■ Given request:
Each line from the one that contains "Parse this screenshot: output" to the end of the material must be set down exactly, and no line before it.

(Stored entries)

+ + + +

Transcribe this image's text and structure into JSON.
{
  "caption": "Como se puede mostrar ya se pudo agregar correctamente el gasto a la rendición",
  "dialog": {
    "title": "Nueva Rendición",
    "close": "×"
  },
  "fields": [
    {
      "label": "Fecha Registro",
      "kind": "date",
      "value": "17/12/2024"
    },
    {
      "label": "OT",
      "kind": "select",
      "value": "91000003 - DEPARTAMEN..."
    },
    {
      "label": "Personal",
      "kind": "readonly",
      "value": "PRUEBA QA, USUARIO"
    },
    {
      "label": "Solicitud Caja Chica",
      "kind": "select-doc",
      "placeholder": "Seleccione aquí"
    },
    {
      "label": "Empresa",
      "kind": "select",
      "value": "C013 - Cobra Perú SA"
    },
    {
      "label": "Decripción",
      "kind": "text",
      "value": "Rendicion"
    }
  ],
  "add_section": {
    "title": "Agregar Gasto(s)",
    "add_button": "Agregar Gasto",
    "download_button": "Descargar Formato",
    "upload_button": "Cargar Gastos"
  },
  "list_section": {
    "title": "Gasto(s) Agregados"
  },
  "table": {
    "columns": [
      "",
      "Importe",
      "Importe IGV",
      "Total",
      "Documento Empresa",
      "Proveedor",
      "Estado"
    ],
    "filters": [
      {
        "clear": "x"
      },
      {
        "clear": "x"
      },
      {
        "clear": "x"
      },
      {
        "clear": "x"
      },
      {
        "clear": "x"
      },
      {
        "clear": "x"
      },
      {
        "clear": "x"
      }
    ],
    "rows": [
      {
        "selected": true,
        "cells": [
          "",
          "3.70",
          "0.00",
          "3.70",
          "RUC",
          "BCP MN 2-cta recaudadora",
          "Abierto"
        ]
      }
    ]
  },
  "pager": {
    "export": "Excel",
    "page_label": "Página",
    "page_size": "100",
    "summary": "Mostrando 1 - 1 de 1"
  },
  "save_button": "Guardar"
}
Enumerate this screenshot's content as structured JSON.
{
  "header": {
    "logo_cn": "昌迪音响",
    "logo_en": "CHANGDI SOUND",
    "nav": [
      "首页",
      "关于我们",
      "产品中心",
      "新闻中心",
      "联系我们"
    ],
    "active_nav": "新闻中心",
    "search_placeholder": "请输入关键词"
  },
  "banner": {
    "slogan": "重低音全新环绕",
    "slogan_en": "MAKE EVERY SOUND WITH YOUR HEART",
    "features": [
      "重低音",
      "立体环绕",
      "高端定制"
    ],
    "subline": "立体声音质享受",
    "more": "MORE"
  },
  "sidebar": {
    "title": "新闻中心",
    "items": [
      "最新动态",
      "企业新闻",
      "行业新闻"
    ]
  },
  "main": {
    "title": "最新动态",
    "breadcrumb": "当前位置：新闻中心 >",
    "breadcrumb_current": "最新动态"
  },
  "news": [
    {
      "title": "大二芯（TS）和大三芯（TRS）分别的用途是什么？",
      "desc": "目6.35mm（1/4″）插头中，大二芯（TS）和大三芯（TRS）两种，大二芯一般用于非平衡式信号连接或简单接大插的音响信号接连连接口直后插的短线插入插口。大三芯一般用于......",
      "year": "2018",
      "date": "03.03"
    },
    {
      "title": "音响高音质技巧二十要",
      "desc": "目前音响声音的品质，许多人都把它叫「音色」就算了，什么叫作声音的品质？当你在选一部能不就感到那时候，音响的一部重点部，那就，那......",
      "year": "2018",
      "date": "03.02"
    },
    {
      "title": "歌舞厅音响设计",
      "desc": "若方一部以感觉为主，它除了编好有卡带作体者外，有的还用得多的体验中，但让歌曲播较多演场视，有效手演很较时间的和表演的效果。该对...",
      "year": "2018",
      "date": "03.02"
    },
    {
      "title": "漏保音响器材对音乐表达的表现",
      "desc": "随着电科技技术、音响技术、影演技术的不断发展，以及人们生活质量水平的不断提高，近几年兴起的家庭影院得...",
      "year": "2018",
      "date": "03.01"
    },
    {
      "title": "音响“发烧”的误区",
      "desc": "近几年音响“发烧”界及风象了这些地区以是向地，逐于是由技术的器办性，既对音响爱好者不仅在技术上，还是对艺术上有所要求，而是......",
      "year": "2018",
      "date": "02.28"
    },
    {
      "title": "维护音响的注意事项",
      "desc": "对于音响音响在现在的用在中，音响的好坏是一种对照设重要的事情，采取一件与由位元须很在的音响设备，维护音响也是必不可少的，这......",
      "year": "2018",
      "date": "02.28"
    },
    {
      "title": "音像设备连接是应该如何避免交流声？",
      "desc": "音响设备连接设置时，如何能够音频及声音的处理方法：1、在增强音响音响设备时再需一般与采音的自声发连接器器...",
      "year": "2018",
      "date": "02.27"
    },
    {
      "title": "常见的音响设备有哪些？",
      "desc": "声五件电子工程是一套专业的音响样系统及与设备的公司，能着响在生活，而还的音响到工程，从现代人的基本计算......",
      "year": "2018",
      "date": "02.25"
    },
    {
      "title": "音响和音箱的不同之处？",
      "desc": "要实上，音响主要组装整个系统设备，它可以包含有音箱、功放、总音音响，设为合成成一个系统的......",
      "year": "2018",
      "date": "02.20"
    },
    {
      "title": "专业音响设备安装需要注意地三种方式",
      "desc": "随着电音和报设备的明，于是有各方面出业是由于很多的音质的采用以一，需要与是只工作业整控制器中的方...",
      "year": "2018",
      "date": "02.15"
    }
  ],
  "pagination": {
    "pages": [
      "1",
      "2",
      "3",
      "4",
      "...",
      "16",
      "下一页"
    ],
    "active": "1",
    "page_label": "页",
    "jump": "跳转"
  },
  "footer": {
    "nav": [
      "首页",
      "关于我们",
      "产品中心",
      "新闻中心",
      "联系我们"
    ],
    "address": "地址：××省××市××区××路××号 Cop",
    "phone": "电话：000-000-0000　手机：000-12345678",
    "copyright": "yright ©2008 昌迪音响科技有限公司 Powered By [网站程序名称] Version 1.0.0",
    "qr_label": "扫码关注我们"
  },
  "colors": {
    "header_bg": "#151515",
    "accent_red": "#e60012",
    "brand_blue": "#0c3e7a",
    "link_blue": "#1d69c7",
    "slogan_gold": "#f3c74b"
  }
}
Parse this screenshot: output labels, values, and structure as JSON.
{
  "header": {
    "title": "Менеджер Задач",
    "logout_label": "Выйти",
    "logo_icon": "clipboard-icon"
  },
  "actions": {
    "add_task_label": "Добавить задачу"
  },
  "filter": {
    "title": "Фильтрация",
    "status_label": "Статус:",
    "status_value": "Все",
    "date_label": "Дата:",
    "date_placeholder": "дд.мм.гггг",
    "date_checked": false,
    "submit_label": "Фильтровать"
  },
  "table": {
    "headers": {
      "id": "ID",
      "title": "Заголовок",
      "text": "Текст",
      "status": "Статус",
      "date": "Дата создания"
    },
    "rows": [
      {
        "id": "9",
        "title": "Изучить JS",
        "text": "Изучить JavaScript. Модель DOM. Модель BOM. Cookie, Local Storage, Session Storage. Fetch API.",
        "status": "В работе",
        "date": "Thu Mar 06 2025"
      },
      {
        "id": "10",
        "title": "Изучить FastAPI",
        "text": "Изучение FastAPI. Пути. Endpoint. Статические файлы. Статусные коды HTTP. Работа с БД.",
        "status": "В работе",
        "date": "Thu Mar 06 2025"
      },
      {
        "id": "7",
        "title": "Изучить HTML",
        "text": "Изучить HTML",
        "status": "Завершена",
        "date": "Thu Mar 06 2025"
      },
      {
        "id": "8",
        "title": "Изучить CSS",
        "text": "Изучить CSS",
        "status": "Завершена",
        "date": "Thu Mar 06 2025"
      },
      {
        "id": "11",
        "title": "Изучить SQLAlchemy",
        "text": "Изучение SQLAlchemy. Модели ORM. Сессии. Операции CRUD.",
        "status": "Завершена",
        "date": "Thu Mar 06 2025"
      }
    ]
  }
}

+ + + +

■ Output for this task:
Parse this screenshot: output labels, values, and structure as JSON.
{
  "header": {
    "title": "Менеджер Задач",
    "logout_label": "Выйти",
    "logo_icon": "clipboard-icon"
  },
  "actions": {
    "add_task_label": "Добавить задачу"
  },
  "filter": {
    "title": "Фильтрация",
    "status_label": "Статус:",
    "status_value": "Все",
    "date_label": "Дата:",
    "date_placeholder": "дд.мм.гггг",
    "date_checked": false,
    "submit_label": "Фильтровать"
  },
  "table": {
    "headers": {
      "id": "ID",
      "title": "Заголовок",
      "text": "Текст",
      "status": "Статус",
      "date": "Дата создания"
    },
    "rows": [
      {
        "id": "9",
        "title": "Изучить JS",
        "text": "Изучить JavaScript. Модель DOM. Модель BOM. Cookie, Local Storage, Session Storage. Fetch API.",
        "status": "В работе",
        "date": "Thu Mar 06 2025"
      },
      {
        "id": "10",
        "title": "Изучить FastAPI",
        "text": "Изучение FastAPI. Пути. Endpoint. Статические файлы. Статусные коды HTTP. Работа с БД.",
        "status": "В работе",
        "date": "Thu Mar 06 2025"
      },
      {
        "id": "7",
        "title": "Изучить HTML",
        "text": "Изучить HTML",
        "status": "Завершена",
        "date": "Thu Mar 06 2025"
      },
      {
        "id": "8",
        "title": "Изучить CSS",
        "text": "Изучить CSS",
        "status": "Завершена",
        "date": "Thu Mar 06 2025"
      },
      {
        "id": "11",
        "title": "Изучить SQLAlchemy",
        "text": "Изучение SQLAlchemy. Модели ORM. Сессии. Операции CRUD.",
        "status": "Завершена",
        "date": "Thu Mar 06 2025"
      }
    ]
  }
}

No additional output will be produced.